STATED PROBLEM -> Copy out all lines that carry the word "expert".

MATERIAL FOR THIS EXERCISE ->

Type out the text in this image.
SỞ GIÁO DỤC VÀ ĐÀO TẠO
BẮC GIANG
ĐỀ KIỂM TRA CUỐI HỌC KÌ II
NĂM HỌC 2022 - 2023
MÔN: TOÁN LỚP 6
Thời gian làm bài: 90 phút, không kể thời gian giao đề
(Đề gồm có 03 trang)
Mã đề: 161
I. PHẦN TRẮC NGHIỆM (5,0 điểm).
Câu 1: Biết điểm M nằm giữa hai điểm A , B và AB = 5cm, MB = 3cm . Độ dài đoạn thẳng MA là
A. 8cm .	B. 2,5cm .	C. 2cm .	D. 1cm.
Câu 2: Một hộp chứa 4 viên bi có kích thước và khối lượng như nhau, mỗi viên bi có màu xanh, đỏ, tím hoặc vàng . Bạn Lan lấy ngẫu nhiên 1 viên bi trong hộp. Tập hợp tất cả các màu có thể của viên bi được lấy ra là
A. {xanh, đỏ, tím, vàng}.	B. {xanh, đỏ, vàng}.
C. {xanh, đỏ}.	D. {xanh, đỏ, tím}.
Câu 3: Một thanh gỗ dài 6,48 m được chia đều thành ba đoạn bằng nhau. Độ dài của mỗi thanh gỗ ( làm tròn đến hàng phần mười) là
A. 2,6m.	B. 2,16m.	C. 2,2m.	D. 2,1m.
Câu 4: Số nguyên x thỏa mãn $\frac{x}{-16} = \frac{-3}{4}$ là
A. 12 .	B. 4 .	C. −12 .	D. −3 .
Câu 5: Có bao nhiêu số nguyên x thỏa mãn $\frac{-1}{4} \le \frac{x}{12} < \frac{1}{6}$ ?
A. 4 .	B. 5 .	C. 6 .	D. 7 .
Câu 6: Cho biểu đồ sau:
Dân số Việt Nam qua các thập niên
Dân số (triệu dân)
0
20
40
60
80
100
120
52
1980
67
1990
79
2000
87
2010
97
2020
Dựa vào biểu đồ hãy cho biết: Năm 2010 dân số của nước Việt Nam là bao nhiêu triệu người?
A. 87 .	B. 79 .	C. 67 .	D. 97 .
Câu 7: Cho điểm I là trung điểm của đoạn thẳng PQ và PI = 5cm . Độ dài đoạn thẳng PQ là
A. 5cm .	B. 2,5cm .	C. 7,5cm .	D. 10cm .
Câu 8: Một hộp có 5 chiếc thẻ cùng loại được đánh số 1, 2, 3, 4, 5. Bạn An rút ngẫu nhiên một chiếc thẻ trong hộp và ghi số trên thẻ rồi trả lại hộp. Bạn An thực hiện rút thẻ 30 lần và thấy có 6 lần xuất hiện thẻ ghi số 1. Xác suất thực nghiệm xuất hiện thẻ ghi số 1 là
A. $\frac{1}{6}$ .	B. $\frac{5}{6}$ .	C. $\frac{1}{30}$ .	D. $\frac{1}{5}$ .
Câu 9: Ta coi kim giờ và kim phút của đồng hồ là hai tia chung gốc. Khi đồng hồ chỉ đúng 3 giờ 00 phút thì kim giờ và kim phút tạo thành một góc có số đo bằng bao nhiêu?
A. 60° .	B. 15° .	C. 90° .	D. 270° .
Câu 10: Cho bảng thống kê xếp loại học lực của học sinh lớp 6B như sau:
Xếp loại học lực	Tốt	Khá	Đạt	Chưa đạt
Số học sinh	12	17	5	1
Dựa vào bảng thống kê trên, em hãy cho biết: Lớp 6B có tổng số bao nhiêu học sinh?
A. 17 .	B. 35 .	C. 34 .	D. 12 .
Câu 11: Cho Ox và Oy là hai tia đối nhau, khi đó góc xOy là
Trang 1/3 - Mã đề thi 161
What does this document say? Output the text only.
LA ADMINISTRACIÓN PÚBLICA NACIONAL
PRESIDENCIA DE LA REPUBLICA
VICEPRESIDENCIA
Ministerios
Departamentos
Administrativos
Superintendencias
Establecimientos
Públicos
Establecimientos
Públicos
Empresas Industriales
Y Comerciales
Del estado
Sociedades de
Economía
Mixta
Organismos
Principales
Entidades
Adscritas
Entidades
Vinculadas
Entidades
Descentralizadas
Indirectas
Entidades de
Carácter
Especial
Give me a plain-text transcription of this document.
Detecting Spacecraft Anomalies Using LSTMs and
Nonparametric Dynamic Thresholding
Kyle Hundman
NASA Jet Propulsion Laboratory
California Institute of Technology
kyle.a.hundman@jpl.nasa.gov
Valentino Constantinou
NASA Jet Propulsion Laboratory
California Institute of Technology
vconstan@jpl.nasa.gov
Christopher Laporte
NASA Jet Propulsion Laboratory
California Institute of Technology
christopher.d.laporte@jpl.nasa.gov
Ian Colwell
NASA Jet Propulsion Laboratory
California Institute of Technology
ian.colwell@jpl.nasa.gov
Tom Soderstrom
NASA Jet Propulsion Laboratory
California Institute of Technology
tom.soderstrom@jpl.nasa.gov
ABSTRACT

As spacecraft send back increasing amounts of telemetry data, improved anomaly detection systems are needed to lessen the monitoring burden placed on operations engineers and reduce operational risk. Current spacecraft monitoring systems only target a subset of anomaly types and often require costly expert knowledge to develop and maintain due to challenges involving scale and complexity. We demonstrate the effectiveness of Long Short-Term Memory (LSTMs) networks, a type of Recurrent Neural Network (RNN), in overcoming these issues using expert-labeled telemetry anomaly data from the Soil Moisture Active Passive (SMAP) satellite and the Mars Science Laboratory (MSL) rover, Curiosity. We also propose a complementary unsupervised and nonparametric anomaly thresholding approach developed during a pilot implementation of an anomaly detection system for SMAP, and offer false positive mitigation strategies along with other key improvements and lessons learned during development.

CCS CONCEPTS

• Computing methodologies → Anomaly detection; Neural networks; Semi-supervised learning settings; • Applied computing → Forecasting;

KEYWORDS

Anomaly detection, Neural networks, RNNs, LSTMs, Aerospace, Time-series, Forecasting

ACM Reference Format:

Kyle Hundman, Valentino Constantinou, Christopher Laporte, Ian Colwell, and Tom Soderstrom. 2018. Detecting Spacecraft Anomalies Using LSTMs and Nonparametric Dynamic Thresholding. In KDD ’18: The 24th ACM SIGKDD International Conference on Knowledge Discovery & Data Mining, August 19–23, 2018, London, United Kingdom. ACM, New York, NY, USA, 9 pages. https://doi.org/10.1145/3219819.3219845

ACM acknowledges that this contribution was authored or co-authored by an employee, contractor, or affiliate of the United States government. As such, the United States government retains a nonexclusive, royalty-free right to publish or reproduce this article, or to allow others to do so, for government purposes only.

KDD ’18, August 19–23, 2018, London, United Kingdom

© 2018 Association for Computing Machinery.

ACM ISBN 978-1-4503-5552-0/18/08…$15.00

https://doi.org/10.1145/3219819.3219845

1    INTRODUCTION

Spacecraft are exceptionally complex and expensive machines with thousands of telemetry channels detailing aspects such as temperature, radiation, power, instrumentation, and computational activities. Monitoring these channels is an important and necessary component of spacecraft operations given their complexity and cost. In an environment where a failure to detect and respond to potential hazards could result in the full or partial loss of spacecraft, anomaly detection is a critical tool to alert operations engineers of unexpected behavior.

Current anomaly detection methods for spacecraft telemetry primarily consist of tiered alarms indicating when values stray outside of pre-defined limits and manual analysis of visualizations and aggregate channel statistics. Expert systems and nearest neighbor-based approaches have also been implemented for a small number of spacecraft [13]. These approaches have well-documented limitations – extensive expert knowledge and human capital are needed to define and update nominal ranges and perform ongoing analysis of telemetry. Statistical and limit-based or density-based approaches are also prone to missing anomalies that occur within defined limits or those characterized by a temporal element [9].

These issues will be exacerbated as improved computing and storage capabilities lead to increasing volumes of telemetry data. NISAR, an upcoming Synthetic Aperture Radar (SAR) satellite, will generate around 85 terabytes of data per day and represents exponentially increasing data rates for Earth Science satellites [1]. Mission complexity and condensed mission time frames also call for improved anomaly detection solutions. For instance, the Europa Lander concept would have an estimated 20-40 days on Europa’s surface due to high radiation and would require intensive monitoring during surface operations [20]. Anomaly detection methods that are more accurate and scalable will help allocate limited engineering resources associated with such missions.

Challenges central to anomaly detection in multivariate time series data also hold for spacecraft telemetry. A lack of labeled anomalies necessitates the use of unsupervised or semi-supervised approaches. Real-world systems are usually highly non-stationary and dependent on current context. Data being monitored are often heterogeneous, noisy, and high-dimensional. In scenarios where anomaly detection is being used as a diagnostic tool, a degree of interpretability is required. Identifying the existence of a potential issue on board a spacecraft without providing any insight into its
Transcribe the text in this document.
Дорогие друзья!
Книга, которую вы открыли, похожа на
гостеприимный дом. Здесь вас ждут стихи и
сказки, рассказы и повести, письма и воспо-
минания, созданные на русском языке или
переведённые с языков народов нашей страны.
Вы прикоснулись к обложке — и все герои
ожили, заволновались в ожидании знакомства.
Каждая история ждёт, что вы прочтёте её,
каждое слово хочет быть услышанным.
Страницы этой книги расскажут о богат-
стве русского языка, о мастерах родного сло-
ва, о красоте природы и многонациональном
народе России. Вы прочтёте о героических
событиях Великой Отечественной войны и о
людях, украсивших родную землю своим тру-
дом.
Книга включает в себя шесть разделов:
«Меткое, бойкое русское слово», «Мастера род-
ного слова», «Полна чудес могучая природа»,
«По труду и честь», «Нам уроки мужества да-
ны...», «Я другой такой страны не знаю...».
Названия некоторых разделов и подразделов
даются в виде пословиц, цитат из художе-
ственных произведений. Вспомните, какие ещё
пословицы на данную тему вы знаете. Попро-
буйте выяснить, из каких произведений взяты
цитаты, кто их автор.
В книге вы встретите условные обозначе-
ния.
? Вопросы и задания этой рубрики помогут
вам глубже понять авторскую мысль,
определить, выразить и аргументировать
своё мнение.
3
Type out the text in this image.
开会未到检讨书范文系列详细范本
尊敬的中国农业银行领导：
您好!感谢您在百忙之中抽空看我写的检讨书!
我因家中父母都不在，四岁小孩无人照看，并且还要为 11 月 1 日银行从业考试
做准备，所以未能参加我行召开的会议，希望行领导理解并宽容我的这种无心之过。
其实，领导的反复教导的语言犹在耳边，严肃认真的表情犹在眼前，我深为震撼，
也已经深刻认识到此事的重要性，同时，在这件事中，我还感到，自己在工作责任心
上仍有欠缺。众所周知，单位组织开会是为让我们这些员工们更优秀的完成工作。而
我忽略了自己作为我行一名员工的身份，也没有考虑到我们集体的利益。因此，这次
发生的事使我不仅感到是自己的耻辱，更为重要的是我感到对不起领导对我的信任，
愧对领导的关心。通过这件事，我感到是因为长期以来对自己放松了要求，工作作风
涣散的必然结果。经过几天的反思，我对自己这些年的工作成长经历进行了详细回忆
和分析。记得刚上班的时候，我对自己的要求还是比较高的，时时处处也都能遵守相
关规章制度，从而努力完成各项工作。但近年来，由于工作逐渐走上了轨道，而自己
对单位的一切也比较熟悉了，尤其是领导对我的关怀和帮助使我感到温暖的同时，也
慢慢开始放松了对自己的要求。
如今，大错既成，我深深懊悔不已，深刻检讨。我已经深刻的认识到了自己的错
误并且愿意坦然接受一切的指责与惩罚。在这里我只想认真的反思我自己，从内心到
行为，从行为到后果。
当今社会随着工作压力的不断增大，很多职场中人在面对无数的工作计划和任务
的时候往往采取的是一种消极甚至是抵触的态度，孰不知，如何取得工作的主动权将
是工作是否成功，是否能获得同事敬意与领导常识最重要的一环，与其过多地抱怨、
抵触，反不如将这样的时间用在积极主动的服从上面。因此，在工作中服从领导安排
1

EXERCISE RESULT ->
As spacecraft send back increasing amounts of telemetry data, improved anomaly detection systems are needed to lessen the monitoring burden placed on operations engineers and reduce operational risk. Current spacecraft monitoring systems only target a subset of anomaly types and often require costly expert knowledge to develop and maintain due to challenges involving scale and complexity. We demonstrate the effectiveness of Long Short-Term Memory (LSTMs) networks, a type of Recurrent Neural Network (RNN), in overcoming these issues using expert-labeled telemetry anomaly data from the Soil Moisture Active Passive (SMAP) satellite and the Mars Science Laboratory (MSL) rover, Curiosity. We also propose a complementary unsupervised and nonparametric anomaly thresholding approach developed during a pilot implementation of an anomaly detection system for SMAP, and offer false positive mitigation strategies along with other key improvements and lessons learned during development.
Current anomaly detection methods for spacecraft telemetry primarily consist of tiered alarms indicating when values stray outside of pre-defined limits and manual analysis of visualizations and aggregate channel statistics. Expert systems and nearest neighbor-based approaches have also been implemented for a small number of spacecraft [13]. These approaches have well-documented limitations – extensive expert knowledge and human capital are needed to define and update nominal ranges and perform ongoing analysis of telemetry. Statistical and limit-based or density-based approaches are also prone to missing anomalies that occur within defined limits or those characterized by a temporal element [9].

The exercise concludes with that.